§ Material:
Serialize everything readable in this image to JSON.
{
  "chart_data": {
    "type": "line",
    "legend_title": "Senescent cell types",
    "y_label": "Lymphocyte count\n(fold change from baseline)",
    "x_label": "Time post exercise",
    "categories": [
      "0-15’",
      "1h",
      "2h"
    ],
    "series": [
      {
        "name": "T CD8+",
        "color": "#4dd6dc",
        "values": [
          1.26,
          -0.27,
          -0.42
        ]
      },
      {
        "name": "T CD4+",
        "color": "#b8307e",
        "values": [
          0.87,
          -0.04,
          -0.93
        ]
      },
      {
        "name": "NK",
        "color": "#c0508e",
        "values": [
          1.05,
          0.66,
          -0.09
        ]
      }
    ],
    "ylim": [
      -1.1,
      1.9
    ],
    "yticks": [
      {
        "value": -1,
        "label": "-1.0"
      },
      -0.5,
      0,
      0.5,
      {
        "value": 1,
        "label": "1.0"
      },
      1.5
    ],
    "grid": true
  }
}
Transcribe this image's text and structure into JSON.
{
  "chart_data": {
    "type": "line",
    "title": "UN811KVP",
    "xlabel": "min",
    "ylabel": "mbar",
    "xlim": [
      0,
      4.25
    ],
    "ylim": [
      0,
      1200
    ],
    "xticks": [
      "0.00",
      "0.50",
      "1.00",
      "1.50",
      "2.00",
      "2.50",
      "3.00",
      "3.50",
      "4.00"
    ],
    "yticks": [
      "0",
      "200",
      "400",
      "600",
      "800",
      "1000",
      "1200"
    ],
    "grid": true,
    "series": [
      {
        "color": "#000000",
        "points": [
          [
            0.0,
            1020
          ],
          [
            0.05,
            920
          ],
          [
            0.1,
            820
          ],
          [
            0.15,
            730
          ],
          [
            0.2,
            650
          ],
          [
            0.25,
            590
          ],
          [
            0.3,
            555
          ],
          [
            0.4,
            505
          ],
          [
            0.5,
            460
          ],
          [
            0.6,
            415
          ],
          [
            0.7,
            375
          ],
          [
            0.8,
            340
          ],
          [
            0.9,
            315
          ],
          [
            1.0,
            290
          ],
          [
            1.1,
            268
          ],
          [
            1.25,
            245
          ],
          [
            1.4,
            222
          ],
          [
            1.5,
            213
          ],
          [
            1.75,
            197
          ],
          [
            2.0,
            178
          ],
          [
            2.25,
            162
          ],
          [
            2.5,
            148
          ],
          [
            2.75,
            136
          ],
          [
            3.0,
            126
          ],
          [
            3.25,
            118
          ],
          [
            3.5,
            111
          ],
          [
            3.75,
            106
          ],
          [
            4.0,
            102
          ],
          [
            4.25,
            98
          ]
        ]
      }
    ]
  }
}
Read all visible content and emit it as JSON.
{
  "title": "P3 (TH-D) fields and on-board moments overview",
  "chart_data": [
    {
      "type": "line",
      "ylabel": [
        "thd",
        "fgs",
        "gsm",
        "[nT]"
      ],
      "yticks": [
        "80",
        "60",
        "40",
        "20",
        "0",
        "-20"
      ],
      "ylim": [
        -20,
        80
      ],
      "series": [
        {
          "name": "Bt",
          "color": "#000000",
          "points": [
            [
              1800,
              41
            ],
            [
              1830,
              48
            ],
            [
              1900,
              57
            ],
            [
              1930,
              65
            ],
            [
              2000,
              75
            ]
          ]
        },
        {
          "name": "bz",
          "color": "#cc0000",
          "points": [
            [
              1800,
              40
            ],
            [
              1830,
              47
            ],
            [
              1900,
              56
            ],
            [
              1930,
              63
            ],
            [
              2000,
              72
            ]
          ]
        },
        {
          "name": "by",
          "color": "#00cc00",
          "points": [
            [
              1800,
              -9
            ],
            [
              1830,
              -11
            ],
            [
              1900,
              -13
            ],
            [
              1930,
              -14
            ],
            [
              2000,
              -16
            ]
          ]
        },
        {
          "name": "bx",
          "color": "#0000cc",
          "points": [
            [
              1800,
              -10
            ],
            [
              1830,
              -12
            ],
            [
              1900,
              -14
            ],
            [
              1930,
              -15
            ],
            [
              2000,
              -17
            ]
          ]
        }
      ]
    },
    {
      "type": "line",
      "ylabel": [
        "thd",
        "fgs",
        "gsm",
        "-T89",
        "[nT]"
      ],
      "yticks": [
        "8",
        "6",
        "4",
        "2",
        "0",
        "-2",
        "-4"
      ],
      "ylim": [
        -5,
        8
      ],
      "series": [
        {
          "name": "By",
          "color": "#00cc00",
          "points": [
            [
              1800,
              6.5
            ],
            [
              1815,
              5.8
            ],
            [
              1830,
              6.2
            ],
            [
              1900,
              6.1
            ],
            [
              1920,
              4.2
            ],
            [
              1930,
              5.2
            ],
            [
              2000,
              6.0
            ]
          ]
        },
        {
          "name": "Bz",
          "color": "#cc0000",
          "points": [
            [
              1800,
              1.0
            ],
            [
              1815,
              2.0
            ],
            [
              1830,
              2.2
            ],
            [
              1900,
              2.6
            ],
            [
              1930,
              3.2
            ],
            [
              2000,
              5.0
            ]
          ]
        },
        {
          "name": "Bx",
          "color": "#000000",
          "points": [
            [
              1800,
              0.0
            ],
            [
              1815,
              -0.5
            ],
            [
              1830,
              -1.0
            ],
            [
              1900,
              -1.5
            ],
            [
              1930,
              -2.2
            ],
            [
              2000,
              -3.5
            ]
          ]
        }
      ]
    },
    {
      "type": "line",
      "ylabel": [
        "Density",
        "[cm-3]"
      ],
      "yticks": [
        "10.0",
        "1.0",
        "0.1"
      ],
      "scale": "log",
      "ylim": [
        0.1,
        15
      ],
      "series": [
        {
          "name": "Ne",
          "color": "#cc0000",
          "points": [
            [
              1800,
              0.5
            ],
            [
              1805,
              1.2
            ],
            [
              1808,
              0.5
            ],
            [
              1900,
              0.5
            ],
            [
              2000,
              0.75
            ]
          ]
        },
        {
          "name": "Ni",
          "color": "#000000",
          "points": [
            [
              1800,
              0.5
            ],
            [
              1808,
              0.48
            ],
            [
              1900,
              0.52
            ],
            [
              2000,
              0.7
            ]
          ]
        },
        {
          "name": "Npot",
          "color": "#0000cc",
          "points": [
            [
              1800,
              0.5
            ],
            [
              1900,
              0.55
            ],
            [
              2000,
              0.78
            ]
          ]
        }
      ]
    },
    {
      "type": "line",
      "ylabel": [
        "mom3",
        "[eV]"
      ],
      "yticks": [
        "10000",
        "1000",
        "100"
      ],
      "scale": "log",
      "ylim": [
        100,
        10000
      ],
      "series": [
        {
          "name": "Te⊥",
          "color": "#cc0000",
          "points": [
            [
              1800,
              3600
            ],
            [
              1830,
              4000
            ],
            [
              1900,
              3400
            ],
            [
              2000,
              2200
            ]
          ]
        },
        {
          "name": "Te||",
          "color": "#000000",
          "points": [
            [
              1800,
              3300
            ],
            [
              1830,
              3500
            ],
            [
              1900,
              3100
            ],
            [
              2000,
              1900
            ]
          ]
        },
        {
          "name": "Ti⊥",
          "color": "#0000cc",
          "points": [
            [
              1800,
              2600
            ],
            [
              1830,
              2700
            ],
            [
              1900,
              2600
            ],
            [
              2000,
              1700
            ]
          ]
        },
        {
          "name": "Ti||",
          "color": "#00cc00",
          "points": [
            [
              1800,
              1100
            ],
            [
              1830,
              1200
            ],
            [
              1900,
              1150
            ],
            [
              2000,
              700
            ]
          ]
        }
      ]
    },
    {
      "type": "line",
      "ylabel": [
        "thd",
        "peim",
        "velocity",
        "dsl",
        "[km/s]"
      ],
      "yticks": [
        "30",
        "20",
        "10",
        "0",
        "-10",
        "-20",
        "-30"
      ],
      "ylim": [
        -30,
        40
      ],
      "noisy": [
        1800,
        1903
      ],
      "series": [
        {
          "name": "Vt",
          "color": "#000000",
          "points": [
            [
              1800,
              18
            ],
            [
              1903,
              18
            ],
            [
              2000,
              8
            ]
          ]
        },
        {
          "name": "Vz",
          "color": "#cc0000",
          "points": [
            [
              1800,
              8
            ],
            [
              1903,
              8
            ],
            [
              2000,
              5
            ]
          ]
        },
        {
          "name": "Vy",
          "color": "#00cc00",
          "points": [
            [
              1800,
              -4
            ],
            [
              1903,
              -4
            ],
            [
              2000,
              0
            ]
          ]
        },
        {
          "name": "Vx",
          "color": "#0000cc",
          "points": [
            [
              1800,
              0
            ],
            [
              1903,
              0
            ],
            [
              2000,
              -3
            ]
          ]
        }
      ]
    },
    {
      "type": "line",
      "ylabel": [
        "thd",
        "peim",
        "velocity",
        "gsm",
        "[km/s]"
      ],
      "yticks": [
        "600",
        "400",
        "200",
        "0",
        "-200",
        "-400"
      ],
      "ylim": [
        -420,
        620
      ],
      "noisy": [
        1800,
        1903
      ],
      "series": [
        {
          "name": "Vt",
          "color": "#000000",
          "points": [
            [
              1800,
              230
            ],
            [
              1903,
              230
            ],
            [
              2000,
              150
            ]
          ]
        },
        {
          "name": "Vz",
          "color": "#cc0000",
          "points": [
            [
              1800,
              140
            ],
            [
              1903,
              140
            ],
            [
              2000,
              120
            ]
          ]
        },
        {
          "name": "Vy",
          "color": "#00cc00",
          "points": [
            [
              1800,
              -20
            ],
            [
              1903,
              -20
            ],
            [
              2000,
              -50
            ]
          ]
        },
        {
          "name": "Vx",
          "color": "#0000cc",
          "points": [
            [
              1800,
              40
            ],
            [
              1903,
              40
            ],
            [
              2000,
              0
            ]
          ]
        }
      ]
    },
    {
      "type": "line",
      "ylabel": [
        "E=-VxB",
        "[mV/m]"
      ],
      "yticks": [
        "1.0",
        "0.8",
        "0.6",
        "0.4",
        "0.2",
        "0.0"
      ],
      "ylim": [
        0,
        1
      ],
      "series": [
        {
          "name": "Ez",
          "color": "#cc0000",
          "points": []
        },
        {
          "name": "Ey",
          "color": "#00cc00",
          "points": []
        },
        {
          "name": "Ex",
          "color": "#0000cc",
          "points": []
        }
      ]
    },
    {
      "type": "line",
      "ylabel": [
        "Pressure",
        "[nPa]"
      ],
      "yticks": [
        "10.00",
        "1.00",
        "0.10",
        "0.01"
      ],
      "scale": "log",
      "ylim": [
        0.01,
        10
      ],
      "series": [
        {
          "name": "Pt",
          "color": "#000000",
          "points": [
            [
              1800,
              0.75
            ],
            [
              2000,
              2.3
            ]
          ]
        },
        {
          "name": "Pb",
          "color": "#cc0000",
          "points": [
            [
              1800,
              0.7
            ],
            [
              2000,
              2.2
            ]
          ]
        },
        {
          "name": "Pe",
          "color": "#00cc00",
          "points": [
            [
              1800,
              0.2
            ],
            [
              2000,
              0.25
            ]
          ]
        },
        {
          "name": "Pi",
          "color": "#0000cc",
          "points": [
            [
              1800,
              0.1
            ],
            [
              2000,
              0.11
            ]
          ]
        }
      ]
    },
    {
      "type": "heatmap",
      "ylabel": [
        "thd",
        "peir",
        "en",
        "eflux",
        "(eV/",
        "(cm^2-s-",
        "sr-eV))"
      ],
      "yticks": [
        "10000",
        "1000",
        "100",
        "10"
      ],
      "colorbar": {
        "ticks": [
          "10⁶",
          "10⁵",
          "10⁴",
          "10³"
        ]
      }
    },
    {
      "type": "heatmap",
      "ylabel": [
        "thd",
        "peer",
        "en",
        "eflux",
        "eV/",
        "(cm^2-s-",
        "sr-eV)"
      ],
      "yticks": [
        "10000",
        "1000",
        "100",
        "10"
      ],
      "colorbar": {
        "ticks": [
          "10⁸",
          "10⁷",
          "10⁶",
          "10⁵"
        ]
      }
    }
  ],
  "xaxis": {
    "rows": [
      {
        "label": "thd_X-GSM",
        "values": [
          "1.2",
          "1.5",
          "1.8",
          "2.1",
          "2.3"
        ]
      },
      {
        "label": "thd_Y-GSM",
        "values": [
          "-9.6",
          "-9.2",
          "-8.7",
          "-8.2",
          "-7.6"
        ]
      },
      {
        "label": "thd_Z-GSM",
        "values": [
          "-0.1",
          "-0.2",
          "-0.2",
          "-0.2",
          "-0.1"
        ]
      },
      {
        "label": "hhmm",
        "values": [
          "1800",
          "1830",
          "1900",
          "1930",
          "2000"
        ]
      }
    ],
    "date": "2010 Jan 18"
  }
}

§ Written problem: Search the preceding listing for the word "this" and pull out every line that holds it.

§ Problem solution:
Serialize everything readable in this image to JSON.
Transcribe this image's text and structure into JSON.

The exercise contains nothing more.